**What the task asks:** Would you return the full listing exactly, with nothing altered?

**Data excerpts:**
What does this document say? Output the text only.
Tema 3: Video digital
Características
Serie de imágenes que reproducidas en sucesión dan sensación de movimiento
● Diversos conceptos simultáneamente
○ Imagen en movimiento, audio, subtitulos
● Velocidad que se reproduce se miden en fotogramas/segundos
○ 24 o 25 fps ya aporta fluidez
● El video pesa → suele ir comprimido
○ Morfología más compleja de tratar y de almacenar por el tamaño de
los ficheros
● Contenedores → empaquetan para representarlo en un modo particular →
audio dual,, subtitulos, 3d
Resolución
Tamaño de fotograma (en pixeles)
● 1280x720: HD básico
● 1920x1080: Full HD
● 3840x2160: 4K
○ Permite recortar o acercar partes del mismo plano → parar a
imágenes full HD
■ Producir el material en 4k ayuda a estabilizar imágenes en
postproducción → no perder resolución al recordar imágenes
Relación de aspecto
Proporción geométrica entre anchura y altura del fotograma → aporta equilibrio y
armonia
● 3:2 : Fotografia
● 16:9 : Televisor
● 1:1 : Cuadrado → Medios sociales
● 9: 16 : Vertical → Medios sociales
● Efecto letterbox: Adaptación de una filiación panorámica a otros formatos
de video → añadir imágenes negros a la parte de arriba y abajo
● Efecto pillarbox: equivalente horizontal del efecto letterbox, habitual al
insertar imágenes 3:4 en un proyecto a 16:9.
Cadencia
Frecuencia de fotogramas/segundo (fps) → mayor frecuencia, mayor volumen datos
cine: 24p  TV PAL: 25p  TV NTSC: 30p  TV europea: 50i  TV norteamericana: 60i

**Task result:**
What does this document say? Output the text only.
Tema 3: Video digital
Características
Serie de imágenes que reproducidas en sucesión dan sensación de movimiento
● Diversos conceptos simultáneamente
○ Imagen en movimiento, audio, subtitulos
● Velocidad que se reproduce se miden en fotogramas/segundos
○ 24 o 25 fps ya aporta fluidez
● El video pesa → suele ir comprimido
○ Morfología más compleja de tratar y de almacenar por el tamaño de
los ficheros
● Contenedores → empaquetan para representarlo en un modo particular →
audio dual,, subtitulos, 3d
Resolución
Tamaño de fotograma (en pixeles)
● 1280x720: HD básico
● 1920x1080: Full HD
● 3840x2160: 4K
○ Permite recortar o acercar partes del mismo plano → parar a
imágenes full HD
■ Producir el material en 4k ayuda a estabilizar imágenes en
postproducción → no perder resolución al recordar imágenes
Relación de aspecto
Proporción geométrica entre anchura y altura del fotograma → aporta equilibrio y
armonia
● 3:2 : Fotografia
● 16:9 : Televisor
● 1:1 : Cuadrado → Medios sociales
● 9: 16 : Vertical → Medios sociales
● Efecto letterbox: Adaptación de una filiación panorámica a otros formatos
de video → añadir imágenes negros a la parte de arriba y abajo
● Efecto pillarbox: equivalente horizontal del efecto letterbox, habitual al
insertar imágenes 3:4 en un proyecto a 16:9.
Cadencia
Frecuencia de fotogramas/segundo (fps) → mayor frecuencia, mayor volumen datos
cine: 24p  TV PAL: 25p  TV NTSC: 30p  TV europea: 50i  TV norteamericana: 60i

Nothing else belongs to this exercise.